(Entries from a visual dataset)

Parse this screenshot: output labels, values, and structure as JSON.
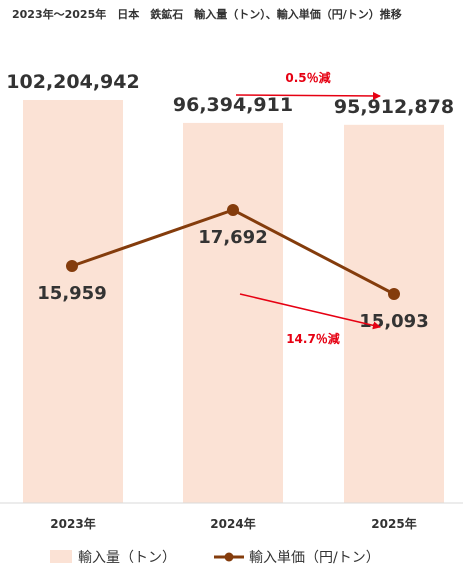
{
  "chart_data": {
    "type": "bar",
    "title": "2023年〜2025年　日本　鉄鉱石　輸入量（トン）、輸入単価（円/トン）推移",
    "categories": [
      "2023年",
      "2024年",
      "2025年"
    ],
    "series": [
      {
        "name": "輸入量（トン）",
        "type": "bar",
        "values": [
          102204942,
          96394911,
          95912878
        ],
        "labels": [
          "102,204,942",
          "96,394,911",
          "95,912,878"
        ],
        "color": "#fbe2d5"
      },
      {
        "name": "輸入単価（円/トン）",
        "type": "line",
        "values": [
          15959,
          17692,
          15093
        ],
        "labels": [
          "15,959",
          "17,692",
          "15,093"
        ],
        "color": "#843c0c"
      }
    ],
    "annotations": [
      {
        "text": "0.5％減",
        "series": "輸入量（トン）",
        "from": "2024年",
        "to": "2025年",
        "color": "#e60012"
      },
      {
        "text": "14.7％減",
        "series": "輸入単価（円/トン）",
        "from": "2024年",
        "to": "2025年",
        "color": "#e60012"
      }
    ],
    "legend_position": "bottom",
    "grid": false
  }
}
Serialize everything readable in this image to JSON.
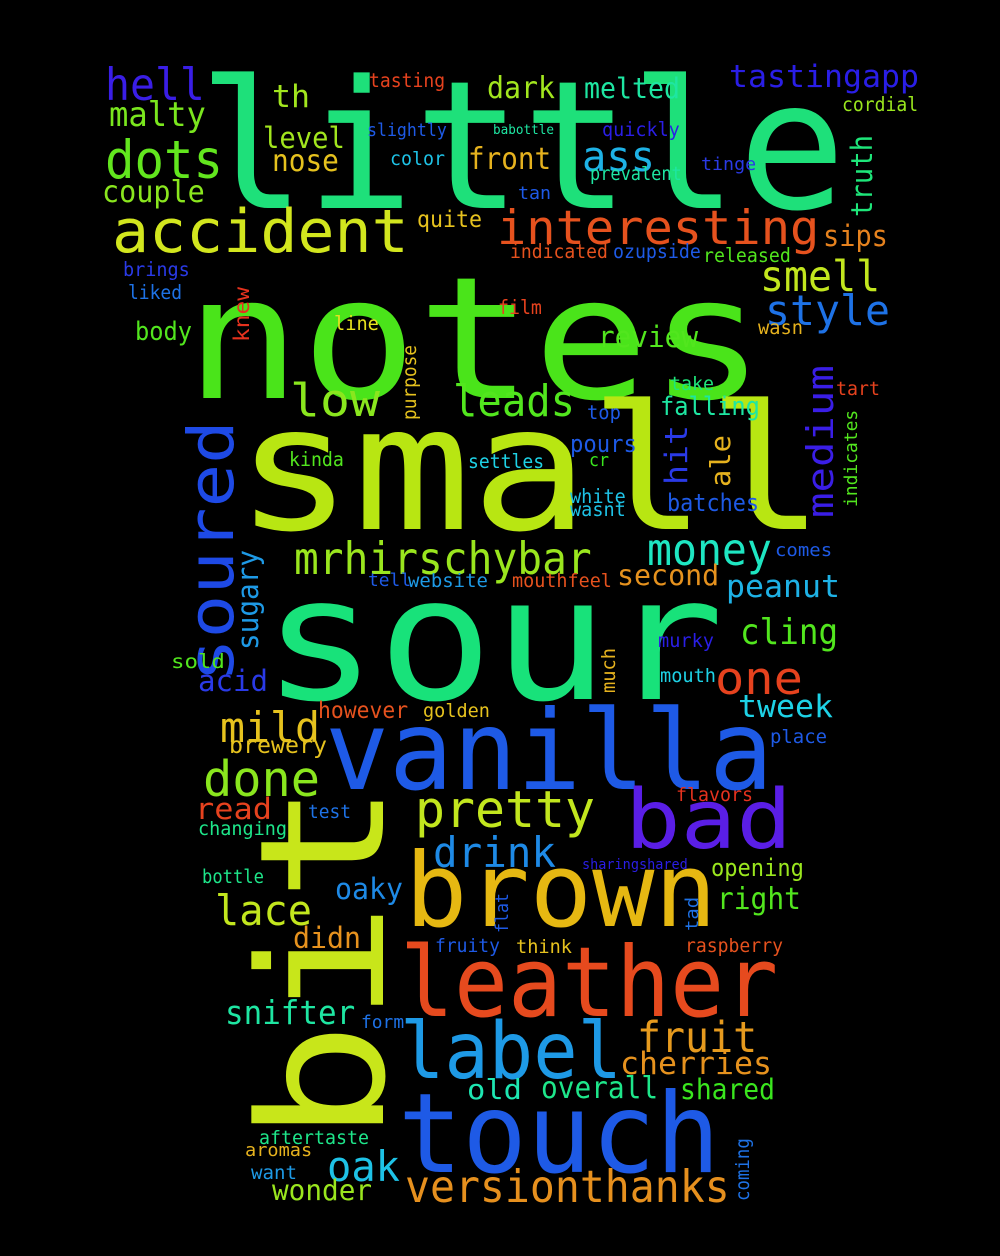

What is needed:
Copy all the lines of data exactly as they appear, dropping any images.

Output of the task:
Parse this screenshot: output labels, values, and structure as JSON.
{
  "chart_data": {
    "type": "bar",
    "title": "2023年〜2025年　日本　鉄鉱石　輸入量（トン）、輸入単価（円/トン）推移",
    "categories": [
      "2023年",
      "2024年",
      "2025年"
    ],
    "series": [
      {
        "name": "輸入量（トン）",
        "type": "bar",
        "values": [
          102204942,
          96394911,
          95912878
        ],
        "labels": [
          "102,204,942",
          "96,394,911",
          "95,912,878"
        ],
        "color": "#fbe2d5"
      },
      {
        "name": "輸入単価（円/トン）",
        "type": "line",
        "values": [
          15959,
          17692,
          15093
        ],
        "labels": [
          "15,959",
          "17,692",
          "15,093"
        ],
        "color": "#843c0c"
      }
    ],
    "annotations": [
      {
        "text": "0.5％減",
        "series": "輸入量（トン）",
        "from": "2024年",
        "to": "2025年",
        "color": "#e60012"
      },
      {
        "text": "14.7％減",
        "series": "輸入単価（円/トン）",
        "from": "2024年",
        "to": "2025年",
        "color": "#e60012"
      }
    ],
    "legend_position": "bottom",
    "grid": false
  }
}
Serialize everything readable in this image to JSON.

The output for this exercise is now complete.